Continue the forum post reviewing the Requiem choir library, picking up after its last sentence and leaving the data aside.

## GIVEN TEXT:
::::

# "Requiem" featuring Requiem



## RiffWraith (Jun 6, 2010)

Greets.  

First off - great job, and a tip of the hat to Tonehammer for this library. As yet, I have composed just one demo with Req, but already I feel it was worth every penny. Definitely met my expectations. More on that in a bit. Every lib has it's strengths, and every lib has it's weaknesses, and Req is no different, but so far, it appears that the weakness to strength ratio is small. Excellent sound quality - having worked as an audio engineer for many years, and knowing what sounds good and what doesn't, and having done many recordings (some very good, some not so good), I can confidently say that this was recorded extremely well, and that excellent recording techniques (mics/mic placement/etc.) were used. Applause there.

Secondly - what I did here is something that I have never done before - write for samples that I did not have in my posession, and base my compositional work on what I was expecting the samples to sound like - which in this case, was based on what the Req demos sounded like. Here is where Req met expectations. Based on those demos, I expected Req to sound a certain way, and I expected to be able to do certain things with the lib. And I was. I simply sat down and composed for the orchestra, envisioning what the Req choirs would sound like - what I _wanted_ them to sound like - and just went with it. I was tempted to use EWQLSC as a base, so that I could get a ballpark guesstimate of what Req might sound like - but opted not to. I wanted to go off of what I heard in my head only. Now again, I did that based not on what I thought I might be able to get out of a real choir, but what I thought I might be able to get out of Req - based on the demos. Very, very happy with the result here. Also, kinda proud of myself, if I may say so. Save for the length of the beginning (string pad), nothing about this peice changed once the choir was dropped in. I spent several hours with Req, going over patches, playing, etc., (reading the manual, Troels!!!  ) - then went right to the track I had already composed. Orchestrally, I left everything as is, so it seems that I did a decent job of "hearing" the choir while building the rest of the orchestra. And I guess this speaks as to how well Req can translate into real world compositions.

::::

## ITEMS:
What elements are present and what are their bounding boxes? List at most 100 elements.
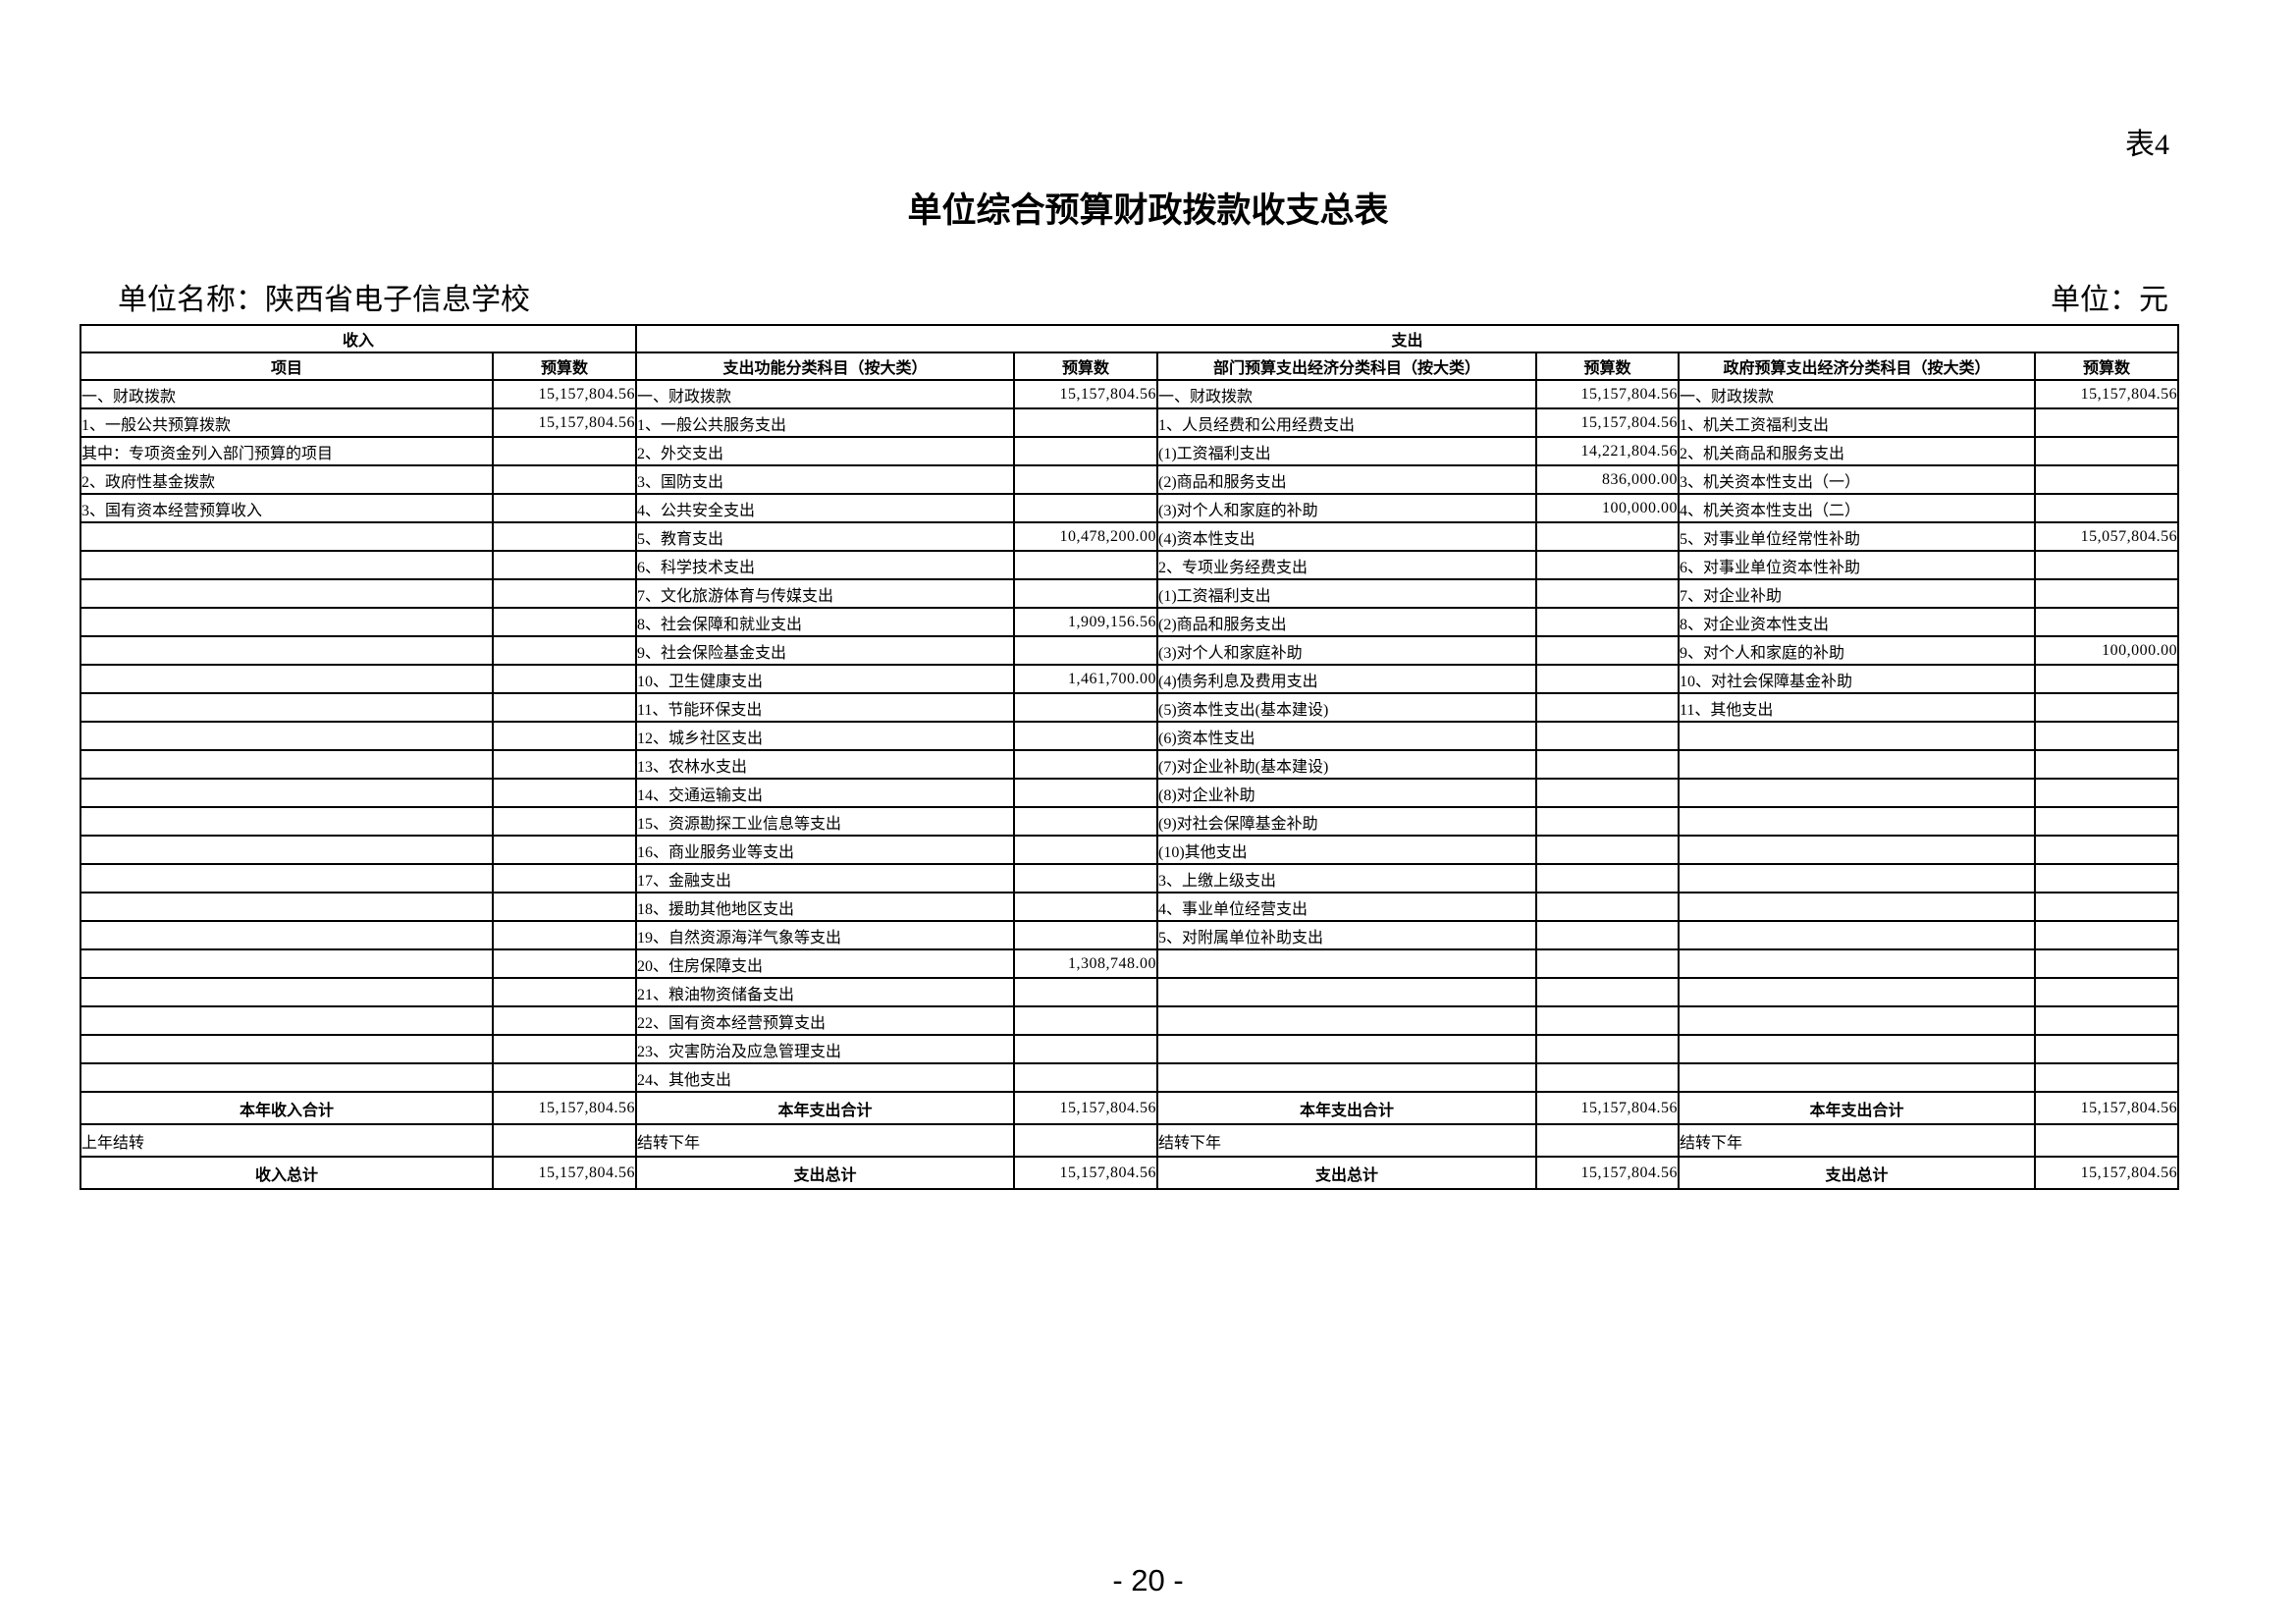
table-row: 5、教育支出 10,478,200.00 (4)资本性支出 5、对事业单位经常性补助 1… xyxy=(80,521,2180,552)
cell-income-label xyxy=(80,977,494,1007)
cell-gov-label: 7、对企业补助 xyxy=(1678,578,2037,609)
cell-income-label xyxy=(80,863,494,893)
cell-income-value xyxy=(491,948,638,979)
cell-func-label: 2、外交支出 xyxy=(635,436,1016,466)
cell-func-value xyxy=(1013,578,1159,609)
table-row: 1、一般公共预算拨款 15,157,804.56 1、一般公共服务支出 1、人员经费和… xyxy=(80,407,2180,438)
table-row: 8、社会保障和就业支出 1,909,156.56 (2)商品和服务支出 8、对企业资本… xyxy=(80,607,2180,637)
cell-dept-label xyxy=(1156,1005,1538,1036)
cell-func-value: 1,461,700.00 xyxy=(1013,664,1159,694)
cell-gov-value xyxy=(2034,1034,2180,1064)
cell-func-value xyxy=(1013,692,1159,723)
cell-income-label xyxy=(80,892,494,922)
cell-dept-value xyxy=(1535,635,1681,666)
cell-func-label: 20、住房保障支出 xyxy=(635,948,1016,979)
total-func-value xyxy=(1013,1123,1159,1158)
total-income-label: 上年结转 xyxy=(80,1123,494,1158)
meta-row: 单位名称：陕西省电子信息学校 单位：元 xyxy=(118,275,2168,318)
cell-func-label: 14、交通运输支出 xyxy=(635,778,1016,808)
cell-gov-label xyxy=(1678,977,2037,1007)
budget-table: 收入 支出 项目 预算数 支出功能分类科目（按大类） 预算数 部门预算支出经济分… xyxy=(79,324,2180,1190)
unit-of-measure: 单位：元 xyxy=(2051,284,2168,316)
unit-name: 单位名称：陕西省电子信息学校 xyxy=(118,284,530,316)
table-row: 12、城乡社区支出 (6)资本性支出 xyxy=(80,721,2180,751)
cell-dept-value xyxy=(1535,1005,1681,1036)
cell-func-label: 3、国防支出 xyxy=(635,464,1016,495)
cell-gov-label xyxy=(1678,1005,2037,1036)
cell-gov-value xyxy=(2034,892,2180,922)
cell-income-label xyxy=(80,835,494,865)
cell-income-value xyxy=(491,493,638,523)
cell-func-label: 18、援助其他地区支出 xyxy=(635,892,1016,922)
cell-income-value xyxy=(491,635,638,666)
cell-gov-value xyxy=(2034,863,2180,893)
cell-func-label: 19、自然资源海洋气象等支出 xyxy=(635,920,1016,950)
cell-income-value xyxy=(491,521,638,552)
cell-gov-value xyxy=(2034,664,2180,694)
cell-func-label: 9、社会保险基金支出 xyxy=(635,635,1016,666)
cell-dept-value xyxy=(1535,948,1681,979)
cell-dept-label: (1)工资福利支出 xyxy=(1156,436,1538,466)
cell-gov-label xyxy=(1678,806,2037,837)
table-row: 2、政府性基金拨款 3、国防支出 (2)商品和服务支出 836,000.00 3、机关资… xyxy=(80,464,2180,495)
cell-income-value xyxy=(491,464,638,495)
cell-income-label xyxy=(80,521,494,552)
expense-group-header: 支出 xyxy=(635,324,2180,353)
cell-income-value xyxy=(491,664,638,694)
cell-func-value xyxy=(1013,806,1159,837)
table-number: 表4 xyxy=(2125,129,2169,161)
cell-func-label: 1、一般公共服务支出 xyxy=(635,407,1016,438)
carryover-row: 上年结转 结转下年 结转下年 结转下年 xyxy=(80,1123,2180,1158)
cell-income-value xyxy=(491,578,638,609)
cell-func-value: 10,478,200.00 xyxy=(1013,521,1159,552)
cell-gov-value: 100,000.00 xyxy=(2034,635,2180,666)
cell-func-value xyxy=(1013,635,1159,666)
cell-dept-value xyxy=(1535,835,1681,865)
cell-income-label: 一、财政拨款 xyxy=(80,379,494,409)
total-dept-value: 15,157,804.56 xyxy=(1535,1156,1681,1190)
total-dept-label: 本年支出合计 xyxy=(1156,1091,1538,1125)
cell-func-label: 8、社会保障和就业支出 xyxy=(635,607,1016,637)
cell-func-value xyxy=(1013,778,1159,808)
table-row: 7、文化旅游体育与传媒支出 (1)工资福利支出 7、对企业补助 xyxy=(80,578,2180,609)
cell-gov-label xyxy=(1678,948,2037,979)
total-func-value: 15,157,804.56 xyxy=(1013,1091,1159,1125)
cell-income-label xyxy=(80,806,494,837)
total-gov-value: 15,157,804.56 xyxy=(2034,1156,2180,1190)
cell-gov-label: 一、财政拨款 xyxy=(1678,379,2037,409)
cell-dept-value xyxy=(1535,607,1681,637)
cell-dept-value xyxy=(1535,521,1681,552)
cell-dept-label xyxy=(1156,977,1538,1007)
cell-gov-value xyxy=(2034,920,2180,950)
cell-gov-label: 1、机关工资福利支出 xyxy=(1678,407,2037,438)
cell-dept-value xyxy=(1535,778,1681,808)
cell-gov-label: 3、机关资本性支出（一） xyxy=(1678,464,2037,495)
cell-dept-label: (2)商品和服务支出 xyxy=(1156,607,1538,637)
cell-income-label: 2、政府性基金拨款 xyxy=(80,464,494,495)
col-header-gov-item: 政府预算支出经济分类科目（按大类） xyxy=(1678,352,2037,381)
cell-gov-label xyxy=(1678,1034,2037,1064)
col-header-func-item: 支出功能分类科目（按大类） xyxy=(635,352,1016,381)
total-income-value xyxy=(491,1123,638,1158)
cell-income-value xyxy=(491,920,638,950)
page-title: 单位综合预算财政拨款收支总表 xyxy=(907,191,1389,230)
cell-gov-value xyxy=(2034,578,2180,609)
table-row: 22、国有资本经营预算支出 xyxy=(80,1005,2180,1036)
cell-dept-value: 14,221,804.56 xyxy=(1535,436,1681,466)
cell-income-label xyxy=(80,778,494,808)
cell-dept-label xyxy=(1156,1034,1538,1064)
table-row: 一、财政拨款 15,157,804.56 一、财政拨款 15,157,804.56 一、… xyxy=(80,379,2180,409)
total-dept-label: 支出总计 xyxy=(1156,1156,1538,1190)
cell-gov-value xyxy=(2034,464,2180,495)
col-header-dept-item: 部门预算支出经济分类科目（按大类） xyxy=(1156,352,1538,381)
cell-func-label: 24、其他支出 xyxy=(635,1062,1016,1093)
cell-income-label: 3、国有资本经营预算收入 xyxy=(80,493,494,523)
cell-func-label: 6、科学技术支出 xyxy=(635,550,1016,580)
total-func-label: 本年支出合计 xyxy=(635,1091,1016,1125)
cell-gov-label xyxy=(1678,863,2037,893)
cell-dept-value xyxy=(1535,721,1681,751)
cell-income-value xyxy=(491,721,638,751)
col-header-gov-budget: 预算数 xyxy=(2034,352,2180,381)
table-row: 19、自然资源海洋气象等支出 5、对附属单位补助支出 xyxy=(80,920,2180,950)
cell-dept-label: (8)对企业补助 xyxy=(1156,778,1538,808)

::::

## OUTPUT:
All in all, I am extremely pleased with this purchase, and do not regret it one bit. Now everyone go out and buy a copy - this way THammer can easily afford to go back, and record Req2. And if you guys do dev Req2, you are guaranteed at least one customer 

*Requiem*

I am not going to post the choir part naked, but what I figured I'd do is here is post the same peice with the choirs a lot louder (well, the orchestra lower, technically) so you can hear exactly what is going on, and get a better idea of what the lib is capable of.

*Requiem - xtra choirs*

Comments, suggestions, etc. all welcome. Enjoy!


----------



## sadatayy (Jun 6, 2010)

still listening to it damn very good piece..everyone should listen to this. by the way what mic positions and patches etc did you use do you mind going a bit more in detail


----------



## Pzy-Clone (Jun 6, 2010)

Ok ...a MUCH better demo than the other sound snippets that have been posted with Requiem yet.

Based on the few tracks I have heard you post in this forum, you have a quite recognisable sound in some respects, and I like that approach.
You stick with a fixed sound palette, some key elements that seems to work out well are repeated etc.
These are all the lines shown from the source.